» LISTED ENTRIES:
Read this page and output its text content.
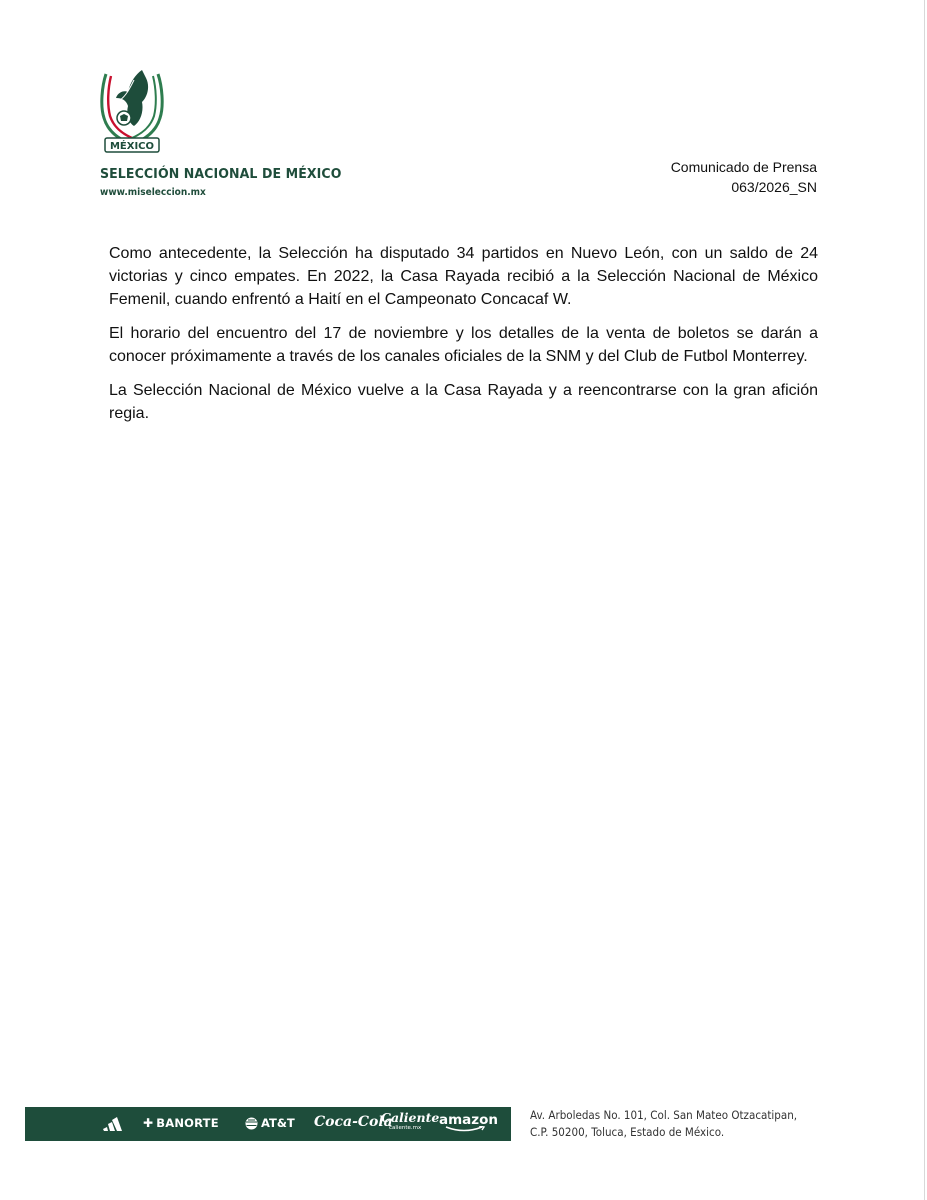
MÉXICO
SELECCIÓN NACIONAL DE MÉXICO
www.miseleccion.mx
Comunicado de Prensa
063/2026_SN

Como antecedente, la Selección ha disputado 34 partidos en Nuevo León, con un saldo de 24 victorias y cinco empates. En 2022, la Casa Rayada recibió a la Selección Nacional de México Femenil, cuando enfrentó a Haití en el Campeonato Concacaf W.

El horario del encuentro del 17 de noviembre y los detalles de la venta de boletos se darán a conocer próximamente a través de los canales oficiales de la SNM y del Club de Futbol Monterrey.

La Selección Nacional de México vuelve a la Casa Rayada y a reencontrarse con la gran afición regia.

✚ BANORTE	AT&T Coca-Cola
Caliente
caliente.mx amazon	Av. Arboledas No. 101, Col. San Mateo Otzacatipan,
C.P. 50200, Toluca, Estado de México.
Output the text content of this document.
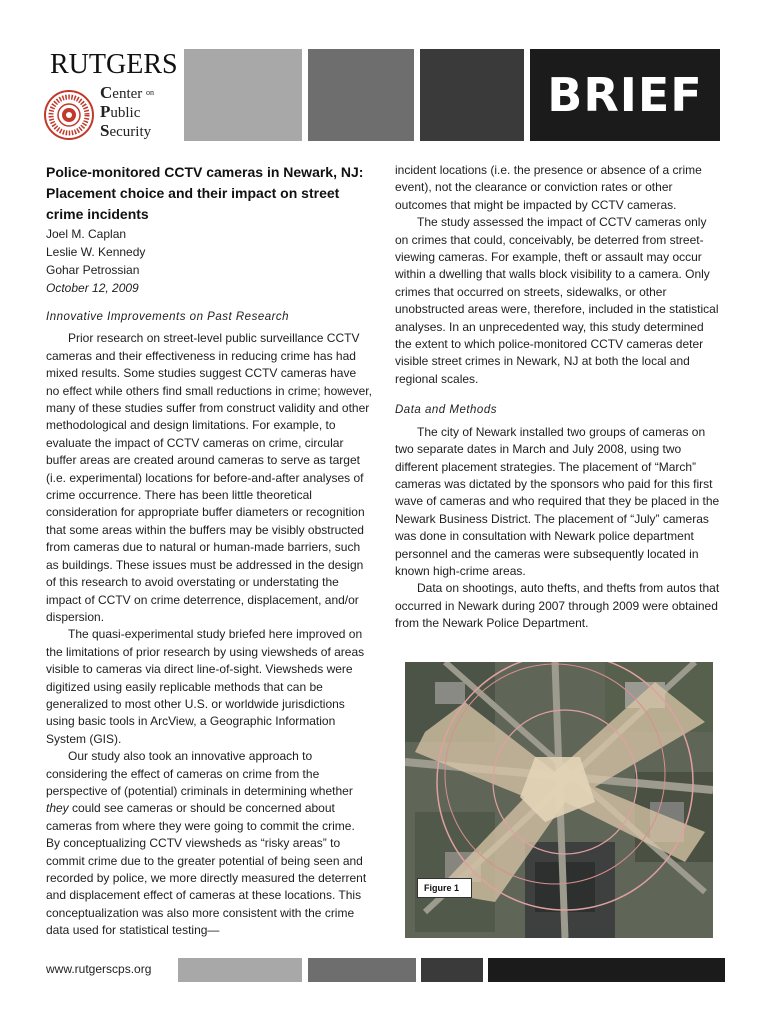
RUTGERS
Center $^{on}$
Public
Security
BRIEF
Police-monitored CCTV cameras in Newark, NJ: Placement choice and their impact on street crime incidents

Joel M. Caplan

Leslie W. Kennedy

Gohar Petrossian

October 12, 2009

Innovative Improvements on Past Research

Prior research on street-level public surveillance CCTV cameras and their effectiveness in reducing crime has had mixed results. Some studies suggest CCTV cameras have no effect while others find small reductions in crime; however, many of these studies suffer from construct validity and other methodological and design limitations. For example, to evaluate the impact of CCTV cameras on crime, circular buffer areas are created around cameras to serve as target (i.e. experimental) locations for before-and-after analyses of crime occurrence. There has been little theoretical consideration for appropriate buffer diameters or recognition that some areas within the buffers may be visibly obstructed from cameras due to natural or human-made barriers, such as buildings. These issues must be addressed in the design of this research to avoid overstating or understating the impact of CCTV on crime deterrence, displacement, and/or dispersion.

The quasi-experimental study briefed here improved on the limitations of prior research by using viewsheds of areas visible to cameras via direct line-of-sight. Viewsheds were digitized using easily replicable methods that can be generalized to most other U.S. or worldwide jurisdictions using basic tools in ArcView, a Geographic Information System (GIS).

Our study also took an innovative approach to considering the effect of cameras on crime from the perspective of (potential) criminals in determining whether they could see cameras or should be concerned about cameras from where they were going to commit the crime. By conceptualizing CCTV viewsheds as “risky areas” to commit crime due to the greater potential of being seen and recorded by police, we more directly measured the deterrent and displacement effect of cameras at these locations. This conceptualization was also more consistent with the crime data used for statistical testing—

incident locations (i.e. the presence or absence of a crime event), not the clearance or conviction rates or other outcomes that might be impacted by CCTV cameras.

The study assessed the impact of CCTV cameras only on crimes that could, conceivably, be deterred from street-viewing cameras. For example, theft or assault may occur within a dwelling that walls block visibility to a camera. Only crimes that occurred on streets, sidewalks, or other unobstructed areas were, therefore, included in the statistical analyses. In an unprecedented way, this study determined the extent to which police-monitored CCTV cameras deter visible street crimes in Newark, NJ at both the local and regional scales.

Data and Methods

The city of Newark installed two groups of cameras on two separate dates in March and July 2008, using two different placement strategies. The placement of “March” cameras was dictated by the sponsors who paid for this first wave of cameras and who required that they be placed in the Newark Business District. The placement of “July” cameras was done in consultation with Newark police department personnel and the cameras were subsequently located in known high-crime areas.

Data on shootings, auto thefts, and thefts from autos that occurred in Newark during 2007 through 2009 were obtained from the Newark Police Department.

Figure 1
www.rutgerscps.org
==
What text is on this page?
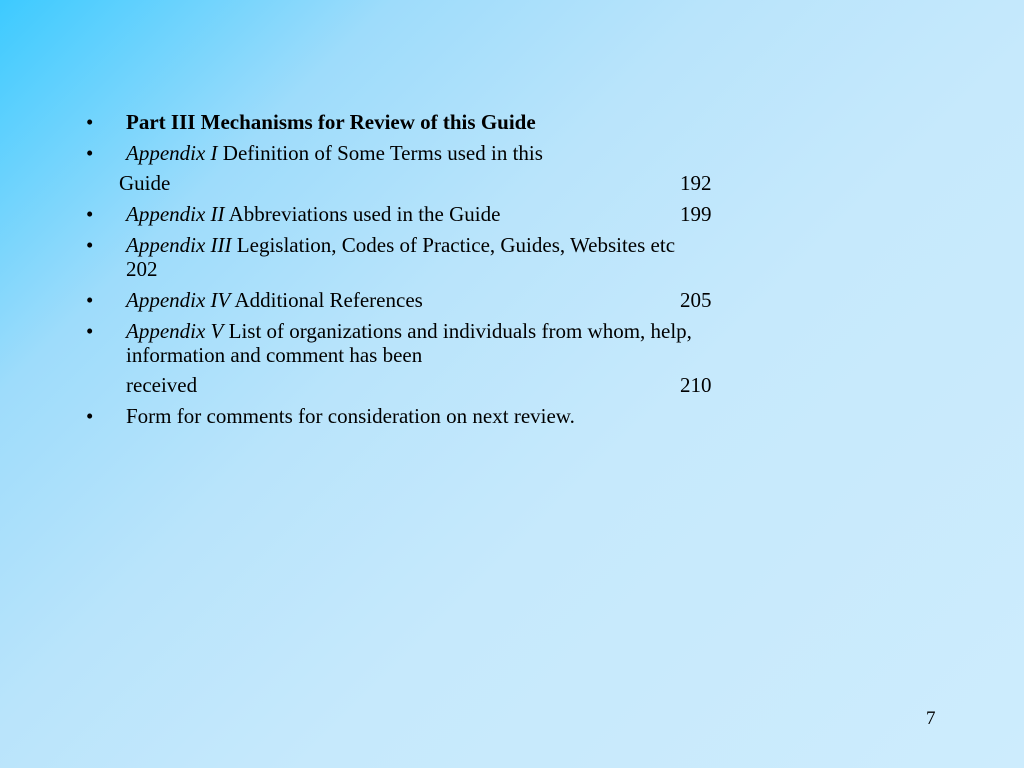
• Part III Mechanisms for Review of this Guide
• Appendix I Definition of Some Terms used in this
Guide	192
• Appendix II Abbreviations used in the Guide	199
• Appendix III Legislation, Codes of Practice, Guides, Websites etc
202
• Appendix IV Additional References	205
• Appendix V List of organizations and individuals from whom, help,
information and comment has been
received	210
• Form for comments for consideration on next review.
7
==
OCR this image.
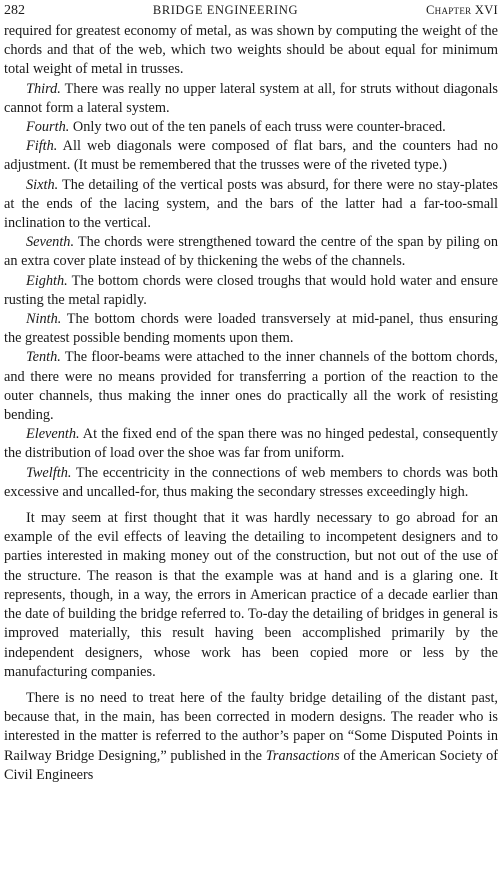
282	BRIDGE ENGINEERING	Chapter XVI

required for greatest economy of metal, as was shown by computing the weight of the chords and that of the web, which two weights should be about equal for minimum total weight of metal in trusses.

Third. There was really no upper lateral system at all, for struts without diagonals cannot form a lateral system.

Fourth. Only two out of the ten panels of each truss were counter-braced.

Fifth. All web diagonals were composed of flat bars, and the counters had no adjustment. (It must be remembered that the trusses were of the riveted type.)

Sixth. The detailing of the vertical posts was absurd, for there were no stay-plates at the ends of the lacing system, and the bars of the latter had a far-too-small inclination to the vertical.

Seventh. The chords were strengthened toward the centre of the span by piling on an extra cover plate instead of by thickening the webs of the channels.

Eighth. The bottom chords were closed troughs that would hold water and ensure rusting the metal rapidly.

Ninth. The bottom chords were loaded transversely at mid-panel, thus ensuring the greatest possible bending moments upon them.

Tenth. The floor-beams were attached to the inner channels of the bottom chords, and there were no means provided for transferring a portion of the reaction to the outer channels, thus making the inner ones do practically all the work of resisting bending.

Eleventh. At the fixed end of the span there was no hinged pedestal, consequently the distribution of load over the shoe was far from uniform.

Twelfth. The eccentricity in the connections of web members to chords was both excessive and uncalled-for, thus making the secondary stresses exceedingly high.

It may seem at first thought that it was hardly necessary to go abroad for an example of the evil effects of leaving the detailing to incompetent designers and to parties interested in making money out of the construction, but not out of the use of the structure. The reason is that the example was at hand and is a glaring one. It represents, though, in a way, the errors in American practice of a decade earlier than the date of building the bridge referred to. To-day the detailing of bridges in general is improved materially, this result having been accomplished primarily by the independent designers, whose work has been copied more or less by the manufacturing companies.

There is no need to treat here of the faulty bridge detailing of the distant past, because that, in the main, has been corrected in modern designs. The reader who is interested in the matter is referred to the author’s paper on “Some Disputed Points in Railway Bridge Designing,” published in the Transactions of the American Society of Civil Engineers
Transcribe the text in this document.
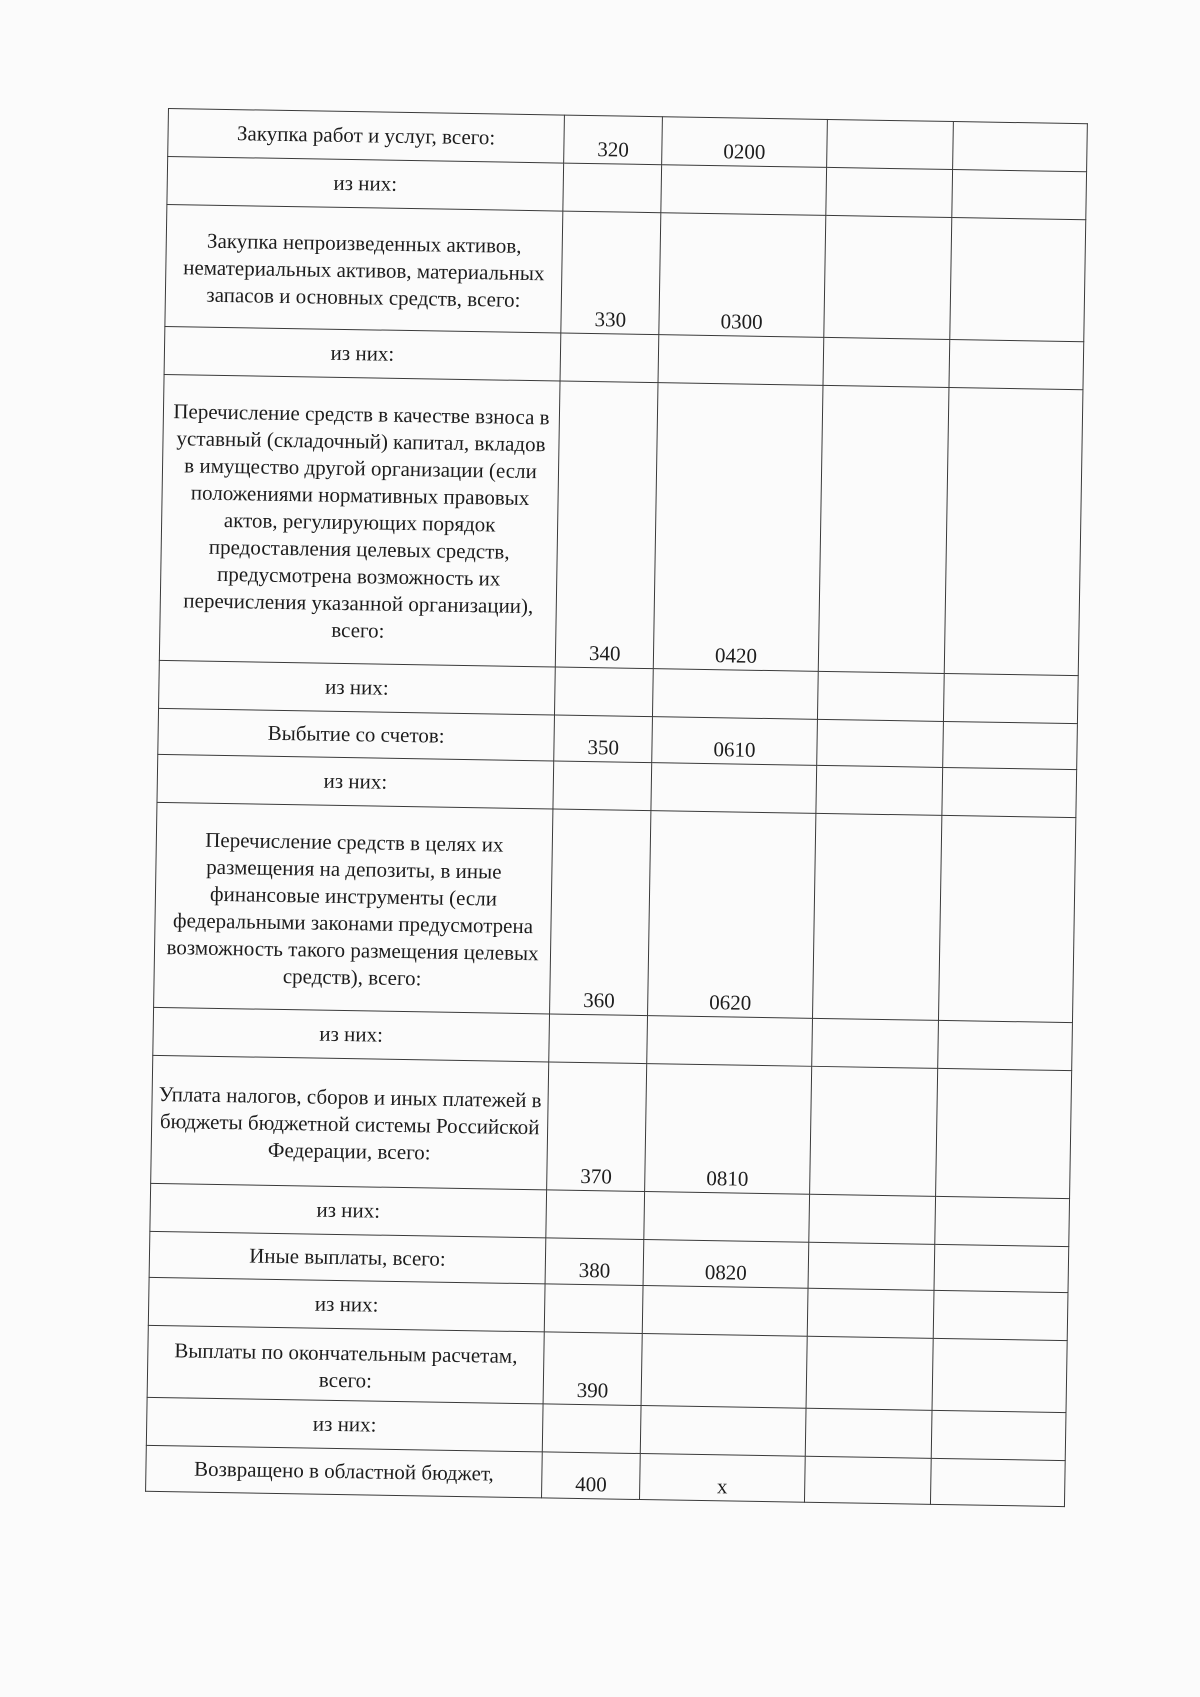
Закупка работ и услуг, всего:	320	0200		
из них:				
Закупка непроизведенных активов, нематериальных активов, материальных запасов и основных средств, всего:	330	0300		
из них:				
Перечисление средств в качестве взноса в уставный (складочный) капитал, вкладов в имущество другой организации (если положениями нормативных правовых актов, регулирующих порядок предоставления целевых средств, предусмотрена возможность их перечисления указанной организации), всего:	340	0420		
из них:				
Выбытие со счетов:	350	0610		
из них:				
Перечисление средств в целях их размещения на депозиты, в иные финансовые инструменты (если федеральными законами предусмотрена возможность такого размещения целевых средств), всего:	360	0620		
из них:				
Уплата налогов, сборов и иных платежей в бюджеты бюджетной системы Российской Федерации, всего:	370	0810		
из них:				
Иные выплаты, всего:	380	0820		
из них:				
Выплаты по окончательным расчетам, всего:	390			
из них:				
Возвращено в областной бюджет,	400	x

» YOUR TASK: Give only the number of lines in the material above that hold the word "monitored".

» EXERCISE RESPONSE: 2